----- Supplied records -----

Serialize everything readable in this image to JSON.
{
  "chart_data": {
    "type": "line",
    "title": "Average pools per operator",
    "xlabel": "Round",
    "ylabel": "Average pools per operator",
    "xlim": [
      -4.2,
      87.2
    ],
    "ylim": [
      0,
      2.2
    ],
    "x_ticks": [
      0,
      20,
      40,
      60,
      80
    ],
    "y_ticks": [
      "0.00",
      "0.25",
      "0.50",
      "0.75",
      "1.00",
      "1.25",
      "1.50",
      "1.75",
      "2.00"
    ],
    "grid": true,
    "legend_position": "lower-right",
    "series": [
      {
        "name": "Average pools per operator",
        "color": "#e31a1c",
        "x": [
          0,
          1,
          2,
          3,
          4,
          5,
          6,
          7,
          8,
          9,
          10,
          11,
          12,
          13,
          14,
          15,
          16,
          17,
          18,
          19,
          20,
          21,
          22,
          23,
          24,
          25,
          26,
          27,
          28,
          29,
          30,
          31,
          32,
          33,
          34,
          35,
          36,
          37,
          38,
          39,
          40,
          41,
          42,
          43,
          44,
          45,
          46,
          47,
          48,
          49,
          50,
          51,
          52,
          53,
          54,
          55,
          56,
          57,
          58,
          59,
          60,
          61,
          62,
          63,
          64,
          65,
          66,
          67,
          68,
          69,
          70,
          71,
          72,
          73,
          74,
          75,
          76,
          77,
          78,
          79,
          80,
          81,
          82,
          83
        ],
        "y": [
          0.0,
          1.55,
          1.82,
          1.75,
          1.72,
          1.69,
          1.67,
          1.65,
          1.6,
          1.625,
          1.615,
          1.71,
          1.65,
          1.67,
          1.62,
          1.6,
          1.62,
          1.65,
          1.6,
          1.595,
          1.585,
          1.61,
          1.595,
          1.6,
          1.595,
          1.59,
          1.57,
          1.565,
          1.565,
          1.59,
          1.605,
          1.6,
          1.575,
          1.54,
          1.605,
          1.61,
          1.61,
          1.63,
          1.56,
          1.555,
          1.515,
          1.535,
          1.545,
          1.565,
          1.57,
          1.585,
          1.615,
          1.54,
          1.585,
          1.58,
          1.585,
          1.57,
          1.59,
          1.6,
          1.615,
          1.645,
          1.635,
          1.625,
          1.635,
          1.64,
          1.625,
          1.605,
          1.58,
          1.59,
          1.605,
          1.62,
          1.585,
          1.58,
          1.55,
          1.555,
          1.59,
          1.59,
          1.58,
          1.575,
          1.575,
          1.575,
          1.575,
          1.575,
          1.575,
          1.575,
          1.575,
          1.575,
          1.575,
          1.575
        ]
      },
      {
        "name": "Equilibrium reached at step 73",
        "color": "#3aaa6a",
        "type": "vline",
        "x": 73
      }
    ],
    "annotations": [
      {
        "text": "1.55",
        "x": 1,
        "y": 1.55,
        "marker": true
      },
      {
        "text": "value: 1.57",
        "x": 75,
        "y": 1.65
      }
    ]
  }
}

-----

> Stated task
The entries above must be returned in full, exactly as shown.

> Problem solution
Serialize everything readable in this image to JSON.
{
  "chart_data": {
    "type": "line",
    "title": "Average pools per operator",
    "xlabel": "Round",
    "ylabel": "Average pools per operator",
    "xlim": [
      -4.2,
      87.2
    ],
    "ylim": [
      0,
      2.2
    ],
    "x_ticks": [
      0,
      20,
      40,
      60,
      80
    ],
    "y_ticks": [
      "0.00",
      "0.25",
      "0.50",
      "0.75",
      "1.00",
      "1.25",
      "1.50",
      "1.75",
      "2.00"
    ],
    "grid": true,
    "legend_position": "lower-right",
    "series": [
      {
        "name": "Average pools per operator",
        "color": "#e31a1c",
        "x": [
          0,
          1,
          2,
          3,
          4,
          5,
          6,
          7,
          8,
          9,
          10,
          11,
          12,
          13,
          14,
          15,
          16,
          17,
          18,
          19,
          20,
          21,
          22,
          23,
          24,
          25,
          26,
          27,
          28,
          29,
          30,
          31,
          32,
          33,
          34,
          35,
          36,
          37,
          38,
          39,
          40,
          41,
          42,
          43,
          44,
          45,
          46,
          47,
          48,
          49,
          50,
          51,
          52,
          53,
          54,
          55,
          56,
          57,
          58,
          59,
          60,
          61,
          62,
          63,
          64,
          65,
          66,
          67,
          68,
          69,
          70,
          71,
          72,
          73,
          74,
          75,
          76,
          77,
          78,
          79,
          80,
          81,
          82,
          83
        ],
        "y": [
          0.0,
          1.55,
          1.82,
          1.75,
          1.72,
          1.69,
          1.67,
          1.65,
          1.6,
          1.625,
          1.615,
          1.71,
          1.65,
          1.67,
          1.62,
          1.6,
          1.62,
          1.65,
          1.6,
          1.595,
          1.585,
          1.61,
          1.595,
          1.6,
          1.595,
          1.59,
          1.57,
          1.565,
          1.565,
          1.59,
          1.605,
          1.6,
          1.575,
          1.54,
          1.605,
          1.61,
          1.61,
          1.63,
          1.56,
          1.555,
          1.515,
          1.535,
          1.545,
          1.565,
          1.57,
          1.585,
          1.615,
          1.54,
          1.585,
          1.58,
          1.585,
          1.57,
          1.59,
          1.6,
          1.615,
          1.645,
          1.635,
          1.625,
          1.635,
          1.64,
          1.625,
          1.605,
          1.58,
          1.59,
          1.605,
          1.62,
          1.585,
          1.58,
          1.55,
          1.555,
          1.59,
          1.59,
          1.58,
          1.575,
          1.575,
          1.575,
          1.575,
          1.575,
          1.575,
          1.575,
          1.575,
          1.575,
          1.575,
          1.575
        ]
      },
      {
        "name": "Equilibrium reached at step 73",
        "color": "#3aaa6a",
        "type": "vline",
        "x": 73
      }
    ],
    "annotations": [
      {
        "text": "1.55",
        "x": 1,
        "y": 1.55,
        "marker": true
      },
      {
        "text": "value: 1.57",
        "x": 75,
        "y": 1.65
      }
    ]
  }
}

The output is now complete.